**Your tasks**
a) Answer these questions from the hockey article, one per line:
(i) Which team will Boston University face in the Hockey East semifinal?
(ii) Which player scored Boston University's first goal on Friday night?
(iii) Which player gave Providence a 2-1 lead in the second period?
b) List every player that the hockey article describes with a class year, and give each one's year.

**Page text**
Revenge is sweet, and so this time around it will be Providence College with a sour taste in its mouth during the off-season.

Avenging last year’s quarterfinal loss, the Boston University hockey team swept aside Providence this weekend, winning the first two games of the best-of-three Hockey East series, 3-2 and 4-2, at Walter Brown Arena on Friday and Saturday nights, respectively.

The Icedogs advance to play the Black Bears of the University of Maine in this Friday’s Hockey East semifinal at the FleetCenter. BU and Maine actually tied for second place in the regular season after Maine took a win and a tie with them back to Orono on the final weekend of the regular season.

Maine’s 9-6 win on March 1 halted BU’s nine-game winning streak, but needing only a point to clinch the No. 2 seed, the Icedogs salvaged a 4-4 tie the next night, giving them 33 league points and setting up a showdown with the Friars for the third time in four years.

The Icedogs had several good chances early on Friday night, including three odd-man rushes in the first five minutes of the game, but they were unable to capitalize. Both sophomore Kenny Magowan and junior John Sabo were denied by Friar goalie Nolan Schaefer, who used everything from his glove to the toe of his skate blade to make seven first-period saves.

BU did get one shot by Schaefer, though, coming on the power play after Ryan Whitney was taken down near the blue line as he crept into the play to join a developing three-on-three.

After the Terriers crisply moved the puck through the neutral zone, co-captain Chris Dyment sent a pass to freshman center David Klema near the boards at the top of the left faceoff circle. Klema got the puck, spun to face the middle of the ice and saw freshman forward Justin Maiser bursting through the slot. Klema flung a pass to Maiser, who redirected the puck along the ice, by Schaefer’s skate and just inside the far post.

BU kept its 1-0 lead and controlled the game until almost midway through the second period. The Friars were held without a shot for the first 7:26 of the frame, but a little more than a minute after they got their first shot of the period, they got their first goal.

Jon DiSalvatore picked the puck near center ice and rushed toward the net with Devin Rask on a semi-breakaway. Sean Fields made the save on DiSalvatore’s effort, but Rask was there to roof the rebound and tie the game at one.

Providence took a 2-1 lead with 2:49 to play in the second, resiliently throwing pucks at Fields, with sophomore defenseman Stephen Wood eventually banging one over Fields’ blocker side from just outside the crease.

**Given information**
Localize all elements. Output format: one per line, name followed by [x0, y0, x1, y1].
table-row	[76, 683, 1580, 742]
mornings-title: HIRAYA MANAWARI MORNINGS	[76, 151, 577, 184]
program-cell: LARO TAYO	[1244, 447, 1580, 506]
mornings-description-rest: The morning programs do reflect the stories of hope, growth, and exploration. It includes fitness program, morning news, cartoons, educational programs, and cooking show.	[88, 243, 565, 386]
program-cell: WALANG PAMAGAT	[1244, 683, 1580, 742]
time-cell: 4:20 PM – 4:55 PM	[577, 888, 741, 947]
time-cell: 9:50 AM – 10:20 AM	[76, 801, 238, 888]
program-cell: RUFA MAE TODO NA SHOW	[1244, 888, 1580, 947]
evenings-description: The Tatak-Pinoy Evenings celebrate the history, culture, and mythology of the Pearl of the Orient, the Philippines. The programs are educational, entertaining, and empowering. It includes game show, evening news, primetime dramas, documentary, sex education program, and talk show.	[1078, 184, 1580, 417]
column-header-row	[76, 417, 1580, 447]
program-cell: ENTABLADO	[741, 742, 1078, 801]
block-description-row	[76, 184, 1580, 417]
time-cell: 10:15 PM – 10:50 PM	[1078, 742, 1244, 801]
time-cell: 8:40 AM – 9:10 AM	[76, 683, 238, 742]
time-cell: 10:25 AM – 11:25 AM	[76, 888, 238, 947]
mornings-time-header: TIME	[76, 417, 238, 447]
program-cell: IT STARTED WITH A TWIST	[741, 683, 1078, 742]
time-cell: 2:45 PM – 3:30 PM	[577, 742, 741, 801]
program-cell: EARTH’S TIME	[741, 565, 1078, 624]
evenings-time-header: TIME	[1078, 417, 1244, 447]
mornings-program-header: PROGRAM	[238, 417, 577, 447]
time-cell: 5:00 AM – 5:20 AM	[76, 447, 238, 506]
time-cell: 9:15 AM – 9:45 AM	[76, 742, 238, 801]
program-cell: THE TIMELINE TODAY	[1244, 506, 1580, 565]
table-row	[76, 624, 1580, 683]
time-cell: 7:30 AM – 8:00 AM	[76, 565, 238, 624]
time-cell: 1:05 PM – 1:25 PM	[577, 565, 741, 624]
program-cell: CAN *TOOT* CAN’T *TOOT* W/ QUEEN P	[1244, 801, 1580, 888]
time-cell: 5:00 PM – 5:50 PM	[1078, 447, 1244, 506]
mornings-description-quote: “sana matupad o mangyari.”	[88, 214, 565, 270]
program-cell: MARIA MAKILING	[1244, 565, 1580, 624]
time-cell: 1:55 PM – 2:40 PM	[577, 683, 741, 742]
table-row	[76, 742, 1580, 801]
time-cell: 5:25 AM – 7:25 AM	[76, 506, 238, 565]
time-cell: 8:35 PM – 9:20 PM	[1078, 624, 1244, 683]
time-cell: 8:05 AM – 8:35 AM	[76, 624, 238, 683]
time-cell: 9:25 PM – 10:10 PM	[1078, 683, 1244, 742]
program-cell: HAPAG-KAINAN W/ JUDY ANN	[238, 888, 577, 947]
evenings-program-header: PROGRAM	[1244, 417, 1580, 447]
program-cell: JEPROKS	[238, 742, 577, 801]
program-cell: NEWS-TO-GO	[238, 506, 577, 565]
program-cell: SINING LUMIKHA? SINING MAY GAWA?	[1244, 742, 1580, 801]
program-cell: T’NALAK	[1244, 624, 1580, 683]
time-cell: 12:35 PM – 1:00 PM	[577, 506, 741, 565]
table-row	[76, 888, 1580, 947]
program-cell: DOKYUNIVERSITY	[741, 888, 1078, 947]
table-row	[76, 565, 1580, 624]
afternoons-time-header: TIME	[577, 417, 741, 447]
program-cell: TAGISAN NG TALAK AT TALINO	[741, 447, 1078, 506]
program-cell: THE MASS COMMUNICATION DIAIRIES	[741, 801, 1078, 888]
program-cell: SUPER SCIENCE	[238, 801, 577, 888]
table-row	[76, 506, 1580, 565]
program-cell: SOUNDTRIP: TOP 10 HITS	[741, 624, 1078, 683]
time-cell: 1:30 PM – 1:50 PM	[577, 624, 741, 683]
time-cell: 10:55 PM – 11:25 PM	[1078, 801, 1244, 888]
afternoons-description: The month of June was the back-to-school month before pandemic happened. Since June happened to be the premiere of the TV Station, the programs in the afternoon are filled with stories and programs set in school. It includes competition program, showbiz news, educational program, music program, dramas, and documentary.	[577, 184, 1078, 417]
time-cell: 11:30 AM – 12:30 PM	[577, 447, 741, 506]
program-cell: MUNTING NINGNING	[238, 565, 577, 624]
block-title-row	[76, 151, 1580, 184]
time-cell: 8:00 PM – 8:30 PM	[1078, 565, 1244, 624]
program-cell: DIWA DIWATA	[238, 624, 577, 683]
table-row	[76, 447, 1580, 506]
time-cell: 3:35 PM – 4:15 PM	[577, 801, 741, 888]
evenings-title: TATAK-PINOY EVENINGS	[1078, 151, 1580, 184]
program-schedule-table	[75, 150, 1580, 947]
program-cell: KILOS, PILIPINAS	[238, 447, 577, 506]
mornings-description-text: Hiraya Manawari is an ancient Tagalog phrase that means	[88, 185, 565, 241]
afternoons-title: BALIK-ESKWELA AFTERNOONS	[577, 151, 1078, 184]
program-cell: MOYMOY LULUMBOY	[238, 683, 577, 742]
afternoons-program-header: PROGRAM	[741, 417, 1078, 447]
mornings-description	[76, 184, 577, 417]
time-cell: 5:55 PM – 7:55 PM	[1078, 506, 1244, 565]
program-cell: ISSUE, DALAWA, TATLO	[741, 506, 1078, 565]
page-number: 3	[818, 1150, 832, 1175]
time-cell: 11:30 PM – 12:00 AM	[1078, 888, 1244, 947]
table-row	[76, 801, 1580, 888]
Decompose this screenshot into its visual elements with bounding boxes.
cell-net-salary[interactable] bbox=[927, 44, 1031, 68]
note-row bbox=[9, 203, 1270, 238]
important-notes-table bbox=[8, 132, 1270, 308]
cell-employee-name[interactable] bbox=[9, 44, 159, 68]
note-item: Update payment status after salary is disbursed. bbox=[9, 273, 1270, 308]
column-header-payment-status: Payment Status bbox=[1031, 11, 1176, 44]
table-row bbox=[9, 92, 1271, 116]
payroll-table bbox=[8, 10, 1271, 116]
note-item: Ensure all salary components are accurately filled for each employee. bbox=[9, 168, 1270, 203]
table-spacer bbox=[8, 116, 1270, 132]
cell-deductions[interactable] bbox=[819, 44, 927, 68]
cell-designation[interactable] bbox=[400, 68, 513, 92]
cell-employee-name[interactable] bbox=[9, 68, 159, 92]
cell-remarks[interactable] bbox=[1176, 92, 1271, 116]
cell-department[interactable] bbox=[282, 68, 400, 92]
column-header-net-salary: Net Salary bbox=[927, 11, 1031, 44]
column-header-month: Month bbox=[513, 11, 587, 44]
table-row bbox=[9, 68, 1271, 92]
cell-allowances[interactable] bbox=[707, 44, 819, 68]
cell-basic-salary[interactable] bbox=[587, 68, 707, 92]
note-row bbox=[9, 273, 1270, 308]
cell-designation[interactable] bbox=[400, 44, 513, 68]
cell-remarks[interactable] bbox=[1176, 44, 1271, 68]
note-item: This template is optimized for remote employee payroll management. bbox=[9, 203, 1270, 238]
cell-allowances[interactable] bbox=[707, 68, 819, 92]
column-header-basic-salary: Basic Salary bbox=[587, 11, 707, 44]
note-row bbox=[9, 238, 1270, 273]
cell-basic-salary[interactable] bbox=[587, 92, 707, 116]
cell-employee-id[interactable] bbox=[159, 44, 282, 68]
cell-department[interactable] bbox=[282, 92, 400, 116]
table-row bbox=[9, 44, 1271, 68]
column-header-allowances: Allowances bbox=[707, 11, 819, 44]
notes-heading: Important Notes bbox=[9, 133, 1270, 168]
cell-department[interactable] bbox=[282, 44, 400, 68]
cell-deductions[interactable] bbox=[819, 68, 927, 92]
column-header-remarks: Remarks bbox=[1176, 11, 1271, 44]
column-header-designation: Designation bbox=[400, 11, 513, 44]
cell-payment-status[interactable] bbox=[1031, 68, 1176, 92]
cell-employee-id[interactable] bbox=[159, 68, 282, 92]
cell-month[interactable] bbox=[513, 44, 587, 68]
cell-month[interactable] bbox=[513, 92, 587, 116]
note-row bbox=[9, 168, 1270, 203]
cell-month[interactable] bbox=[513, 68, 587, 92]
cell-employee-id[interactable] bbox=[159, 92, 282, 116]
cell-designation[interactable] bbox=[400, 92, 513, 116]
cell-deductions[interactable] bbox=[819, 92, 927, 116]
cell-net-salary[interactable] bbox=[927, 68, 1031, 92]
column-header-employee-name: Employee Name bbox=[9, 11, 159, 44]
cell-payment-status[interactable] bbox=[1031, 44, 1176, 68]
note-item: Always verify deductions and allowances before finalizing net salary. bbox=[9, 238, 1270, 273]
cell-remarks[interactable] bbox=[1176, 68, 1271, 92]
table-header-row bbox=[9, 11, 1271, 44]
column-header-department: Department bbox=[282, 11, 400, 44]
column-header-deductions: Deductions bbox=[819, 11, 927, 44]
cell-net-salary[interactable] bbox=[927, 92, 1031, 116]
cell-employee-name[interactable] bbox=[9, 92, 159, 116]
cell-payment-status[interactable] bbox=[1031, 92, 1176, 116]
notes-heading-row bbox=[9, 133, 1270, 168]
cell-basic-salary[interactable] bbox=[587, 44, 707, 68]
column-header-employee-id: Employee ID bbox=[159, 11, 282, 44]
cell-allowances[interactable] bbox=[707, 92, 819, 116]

**Solved problems**
a)
(i) The Black Bears of the University of Maine
(ii) Justin Maiser
(iii) Stephen Wood

b)
Kenny Magowan, sophomore
John Sabo, junior
David Klema, freshman
Justin Maiser, freshman
Stephen Wood, sophomore